Reproduce the material in full, unchanged.

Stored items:
——————————

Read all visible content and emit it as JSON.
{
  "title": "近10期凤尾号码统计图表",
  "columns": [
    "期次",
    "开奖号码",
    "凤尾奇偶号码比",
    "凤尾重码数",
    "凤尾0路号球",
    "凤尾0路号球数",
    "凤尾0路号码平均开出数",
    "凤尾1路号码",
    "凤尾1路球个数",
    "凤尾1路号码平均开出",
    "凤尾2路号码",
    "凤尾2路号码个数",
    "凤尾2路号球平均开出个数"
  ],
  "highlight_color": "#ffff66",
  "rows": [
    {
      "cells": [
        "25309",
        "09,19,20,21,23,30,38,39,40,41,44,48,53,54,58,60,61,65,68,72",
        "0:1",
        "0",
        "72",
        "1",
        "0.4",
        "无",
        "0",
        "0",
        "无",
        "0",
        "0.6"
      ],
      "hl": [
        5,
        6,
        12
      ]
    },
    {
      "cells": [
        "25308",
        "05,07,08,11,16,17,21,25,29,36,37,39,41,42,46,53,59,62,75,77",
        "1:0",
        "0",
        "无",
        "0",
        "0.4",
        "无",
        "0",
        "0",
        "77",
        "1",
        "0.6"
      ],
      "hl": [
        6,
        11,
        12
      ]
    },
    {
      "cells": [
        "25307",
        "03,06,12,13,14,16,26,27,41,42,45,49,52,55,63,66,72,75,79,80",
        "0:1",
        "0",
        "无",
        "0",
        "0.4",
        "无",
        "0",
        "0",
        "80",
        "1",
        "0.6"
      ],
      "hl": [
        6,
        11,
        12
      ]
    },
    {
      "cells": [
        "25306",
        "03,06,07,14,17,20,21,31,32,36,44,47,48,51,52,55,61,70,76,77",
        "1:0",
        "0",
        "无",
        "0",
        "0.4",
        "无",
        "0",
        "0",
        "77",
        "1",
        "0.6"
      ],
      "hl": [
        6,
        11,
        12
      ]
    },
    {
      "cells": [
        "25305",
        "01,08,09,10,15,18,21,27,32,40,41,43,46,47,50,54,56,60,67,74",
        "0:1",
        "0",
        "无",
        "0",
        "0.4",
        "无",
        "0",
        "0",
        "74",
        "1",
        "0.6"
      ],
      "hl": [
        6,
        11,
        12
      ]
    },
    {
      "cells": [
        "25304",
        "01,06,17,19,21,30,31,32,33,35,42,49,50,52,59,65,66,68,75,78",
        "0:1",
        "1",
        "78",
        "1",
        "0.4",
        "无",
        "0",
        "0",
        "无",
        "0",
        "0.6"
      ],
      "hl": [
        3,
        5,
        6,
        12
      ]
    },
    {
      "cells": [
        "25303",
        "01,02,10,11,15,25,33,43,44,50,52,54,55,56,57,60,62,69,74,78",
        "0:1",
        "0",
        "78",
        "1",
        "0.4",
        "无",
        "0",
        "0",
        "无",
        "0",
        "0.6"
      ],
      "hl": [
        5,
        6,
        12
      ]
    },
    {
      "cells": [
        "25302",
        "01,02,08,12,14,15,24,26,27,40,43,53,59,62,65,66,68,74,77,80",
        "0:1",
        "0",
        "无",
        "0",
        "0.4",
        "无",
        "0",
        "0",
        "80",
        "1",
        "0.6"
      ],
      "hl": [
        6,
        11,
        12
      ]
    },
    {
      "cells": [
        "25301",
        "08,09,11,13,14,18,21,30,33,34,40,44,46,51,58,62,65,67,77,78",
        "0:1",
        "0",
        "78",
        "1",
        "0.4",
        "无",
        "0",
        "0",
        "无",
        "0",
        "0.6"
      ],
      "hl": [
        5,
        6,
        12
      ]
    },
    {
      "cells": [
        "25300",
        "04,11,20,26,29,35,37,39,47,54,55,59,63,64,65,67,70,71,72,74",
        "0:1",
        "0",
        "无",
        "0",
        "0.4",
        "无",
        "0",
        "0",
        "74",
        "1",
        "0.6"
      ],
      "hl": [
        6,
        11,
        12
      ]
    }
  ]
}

——————————

→ Exercise output
Read all visible content and emit it as JSON.
{
  "title": "近10期凤尾号码统计图表",
  "columns": [
    "期次",
    "开奖号码",
    "凤尾奇偶号码比",
    "凤尾重码数",
    "凤尾0路号球",
    "凤尾0路号球数",
    "凤尾0路号码平均开出数",
    "凤尾1路号码",
    "凤尾1路球个数",
    "凤尾1路号码平均开出",
    "凤尾2路号码",
    "凤尾2路号码个数",
    "凤尾2路号球平均开出个数"
  ],
  "highlight_color": "#ffff66",
  "rows": [
    {
      "cells": [
        "25309",
        "09,19,20,21,23,30,38,39,40,41,44,48,53,54,58,60,61,65,68,72",
        "0:1",
        "0",
        "72",
        "1",
        "0.4",
        "无",
        "0",
        "0",
        "无",
        "0",
        "0.6"
      ],
      "hl": [
        5,
        6,
        12
      ]
    },
    {
      "cells": [
        "25308",
        "05,07,08,11,16,17,21,25,29,36,37,39,41,42,46,53,59,62,75,77",
        "1:0",
        "0",
        "无",
        "0",
        "0.4",
        "无",
        "0",
        "0",
        "77",
        "1",
        "0.6"
      ],
      "hl": [
        6,
        11,
        12
      ]
    },
    {
      "cells": [
        "25307",
        "03,06,12,13,14,16,26,27,41,42,45,49,52,55,63,66,72,75,79,80",
        "0:1",
        "0",
        "无",
        "0",
        "0.4",
        "无",
        "0",
        "0",
        "80",
        "1",
        "0.6"
      ],
      "hl": [
        6,
        11,
        12
      ]
    },
    {
      "cells": [
        "25306",
        "03,06,07,14,17,20,21,31,32,36,44,47,48,51,52,55,61,70,76,77",
        "1:0",
        "0",
        "无",
        "0",
        "0.4",
        "无",
        "0",
        "0",
        "77",
        "1",
        "0.6"
      ],
      "hl": [
        6,
        11,
        12
      ]
    },
    {
      "cells": [
        "25305",
        "01,08,09,10,15,18,21,27,32,40,41,43,46,47,50,54,56,60,67,74",
        "0:1",
        "0",
        "无",
        "0",
        "0.4",
        "无",
        "0",
        "0",
        "74",
        "1",
        "0.6"
      ],
      "hl": [
        6,
        11,
        12
      ]
    },
    {
      "cells": [
        "25304",
        "01,06,17,19,21,30,31,32,33,35,42,49,50,52,59,65,66,68,75,78",
        "0:1",
        "1",
        "78",
        "1",
        "0.4",
        "无",
        "0",
        "0",
        "无",
        "0",
        "0.6"
      ],
      "hl": [
        3,
        5,
        6,
        12
      ]
    },
    {
      "cells": [
        "25303",
        "01,02,10,11,15,25,33,43,44,50,52,54,55,56,57,60,62,69,74,78",
        "0:1",
        "0",
        "78",
        "1",
        "0.4",
        "无",
        "0",
        "0",
        "无",
        "0",
        "0.6"
      ],
      "hl": [
        5,
        6,
        12
      ]
    },
    {
      "cells": [
        "25302",
        "01,02,08,12,14,15,24,26,27,40,43,53,59,62,65,66,68,74,77,80",
        "0:1",
        "0",
        "无",
        "0",
        "0.4",
        "无",
        "0",
        "0",
        "80",
        "1",
        "0.6"
      ],
      "hl": [
        6,
        11,
        12
      ]
    },
    {
      "cells": [
        "25301",
        "08,09,11,13,14,18,21,30,33,34,40,44,46,51,58,62,65,67,77,78",
        "0:1",
        "0",
        "78",
        "1",
        "0.4",
        "无",
        "0",
        "0",
        "无",
        "0",
        "0.6"
      ],
      "hl": [
        5,
        6,
        12
      ]
    },
    {
      "cells": [
        "25300",
        "04,11,20,26,29,35,37,39,47,54,55,59,63,64,65,67,70,71,72,74",
        "0:1",
        "0",
        "无",
        "0",
        "0.4",
        "无",
        "0",
        "0",
        "74",
        "1",
        "0.6"
      ],
      "hl": [
        6,
        11,
        12
      ]
    }
  ]
}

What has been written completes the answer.